*WHAT IS BEING ASKED*. Copy out each line that mentions the word "好的故事".

---------- RECORDS FOR THIS TASK

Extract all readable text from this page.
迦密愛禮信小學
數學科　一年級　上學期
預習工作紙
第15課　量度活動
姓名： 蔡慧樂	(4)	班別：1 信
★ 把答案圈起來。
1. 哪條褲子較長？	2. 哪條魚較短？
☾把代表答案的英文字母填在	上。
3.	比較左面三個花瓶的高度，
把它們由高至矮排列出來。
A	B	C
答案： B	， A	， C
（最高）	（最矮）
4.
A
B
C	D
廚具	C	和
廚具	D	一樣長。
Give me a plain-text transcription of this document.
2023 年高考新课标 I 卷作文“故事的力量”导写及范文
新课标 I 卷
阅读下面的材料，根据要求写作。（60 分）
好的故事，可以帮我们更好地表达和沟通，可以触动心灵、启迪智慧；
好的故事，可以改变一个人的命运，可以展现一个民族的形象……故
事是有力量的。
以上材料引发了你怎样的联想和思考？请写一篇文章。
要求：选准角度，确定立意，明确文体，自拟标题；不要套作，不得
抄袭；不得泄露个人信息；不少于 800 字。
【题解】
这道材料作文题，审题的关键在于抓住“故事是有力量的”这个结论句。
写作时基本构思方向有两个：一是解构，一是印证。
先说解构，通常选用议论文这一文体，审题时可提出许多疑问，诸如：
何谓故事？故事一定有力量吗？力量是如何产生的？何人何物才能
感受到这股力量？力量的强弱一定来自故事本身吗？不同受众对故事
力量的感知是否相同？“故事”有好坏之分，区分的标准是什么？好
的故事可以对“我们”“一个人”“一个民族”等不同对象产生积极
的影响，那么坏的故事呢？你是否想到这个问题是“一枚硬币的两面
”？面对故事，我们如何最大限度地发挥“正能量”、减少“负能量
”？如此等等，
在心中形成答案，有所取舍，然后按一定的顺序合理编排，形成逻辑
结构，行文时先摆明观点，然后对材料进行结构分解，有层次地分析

--------------------
---------- RECORDS FOR THIS TASK

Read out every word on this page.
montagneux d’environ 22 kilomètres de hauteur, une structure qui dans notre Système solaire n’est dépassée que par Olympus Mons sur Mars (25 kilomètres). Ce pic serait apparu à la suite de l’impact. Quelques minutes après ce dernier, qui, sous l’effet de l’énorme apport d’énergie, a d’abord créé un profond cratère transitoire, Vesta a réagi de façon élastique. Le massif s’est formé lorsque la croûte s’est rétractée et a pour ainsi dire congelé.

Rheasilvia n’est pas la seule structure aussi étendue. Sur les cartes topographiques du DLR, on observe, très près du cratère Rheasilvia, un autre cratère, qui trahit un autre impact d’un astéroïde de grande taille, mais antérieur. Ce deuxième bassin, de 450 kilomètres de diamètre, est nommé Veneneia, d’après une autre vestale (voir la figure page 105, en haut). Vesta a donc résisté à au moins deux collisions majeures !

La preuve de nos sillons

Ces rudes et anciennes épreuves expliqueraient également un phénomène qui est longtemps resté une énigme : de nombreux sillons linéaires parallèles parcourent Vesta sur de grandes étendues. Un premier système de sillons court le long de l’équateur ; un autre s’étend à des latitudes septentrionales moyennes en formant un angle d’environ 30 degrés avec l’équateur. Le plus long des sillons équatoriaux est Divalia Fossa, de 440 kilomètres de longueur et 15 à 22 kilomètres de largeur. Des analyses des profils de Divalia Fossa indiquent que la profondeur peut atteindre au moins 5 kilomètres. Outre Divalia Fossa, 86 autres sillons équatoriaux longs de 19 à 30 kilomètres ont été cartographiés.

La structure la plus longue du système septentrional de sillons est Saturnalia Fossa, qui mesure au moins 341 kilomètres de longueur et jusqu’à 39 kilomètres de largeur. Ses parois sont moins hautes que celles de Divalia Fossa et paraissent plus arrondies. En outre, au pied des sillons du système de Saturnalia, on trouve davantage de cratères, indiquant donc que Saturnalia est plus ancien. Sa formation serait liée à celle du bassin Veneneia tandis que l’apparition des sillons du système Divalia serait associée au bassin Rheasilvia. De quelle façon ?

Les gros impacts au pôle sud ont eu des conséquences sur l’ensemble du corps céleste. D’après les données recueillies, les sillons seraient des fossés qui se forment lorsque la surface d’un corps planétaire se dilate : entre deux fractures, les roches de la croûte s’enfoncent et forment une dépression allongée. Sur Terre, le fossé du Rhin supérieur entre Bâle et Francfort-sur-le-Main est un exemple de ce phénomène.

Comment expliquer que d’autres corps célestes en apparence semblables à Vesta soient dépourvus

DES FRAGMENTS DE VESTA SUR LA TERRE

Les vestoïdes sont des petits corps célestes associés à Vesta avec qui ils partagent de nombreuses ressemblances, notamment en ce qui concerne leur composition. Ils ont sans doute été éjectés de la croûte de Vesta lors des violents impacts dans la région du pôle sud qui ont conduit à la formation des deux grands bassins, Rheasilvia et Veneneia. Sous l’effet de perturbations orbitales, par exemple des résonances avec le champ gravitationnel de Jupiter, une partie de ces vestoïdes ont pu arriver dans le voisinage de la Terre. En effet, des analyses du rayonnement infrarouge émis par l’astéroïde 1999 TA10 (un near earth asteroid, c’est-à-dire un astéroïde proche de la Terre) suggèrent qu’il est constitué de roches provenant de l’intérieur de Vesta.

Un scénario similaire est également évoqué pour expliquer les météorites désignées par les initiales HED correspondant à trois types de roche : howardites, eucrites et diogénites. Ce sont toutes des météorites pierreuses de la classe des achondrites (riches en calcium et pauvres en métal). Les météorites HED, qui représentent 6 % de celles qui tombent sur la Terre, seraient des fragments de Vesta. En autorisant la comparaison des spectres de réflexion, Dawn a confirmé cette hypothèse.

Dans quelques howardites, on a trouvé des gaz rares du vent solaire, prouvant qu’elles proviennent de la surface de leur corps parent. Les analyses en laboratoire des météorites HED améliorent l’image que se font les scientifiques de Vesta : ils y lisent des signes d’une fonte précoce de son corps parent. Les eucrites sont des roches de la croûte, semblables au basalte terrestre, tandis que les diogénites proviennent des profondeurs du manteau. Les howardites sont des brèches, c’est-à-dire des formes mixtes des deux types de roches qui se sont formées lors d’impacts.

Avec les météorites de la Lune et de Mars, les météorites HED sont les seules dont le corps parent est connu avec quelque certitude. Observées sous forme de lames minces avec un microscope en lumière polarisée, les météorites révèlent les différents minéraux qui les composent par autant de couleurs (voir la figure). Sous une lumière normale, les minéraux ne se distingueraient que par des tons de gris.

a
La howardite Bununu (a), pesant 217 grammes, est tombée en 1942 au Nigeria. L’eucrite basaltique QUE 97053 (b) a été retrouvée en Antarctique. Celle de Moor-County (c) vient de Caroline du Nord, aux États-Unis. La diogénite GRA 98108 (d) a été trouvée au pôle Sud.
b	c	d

--------------------

*TASK ANSWER*.
好的故事，可以帮我们更好地表达和沟通，可以触动心灵、启迪智慧；
好的故事，可以改变一个人的命运，可以展现一个民族的形象……故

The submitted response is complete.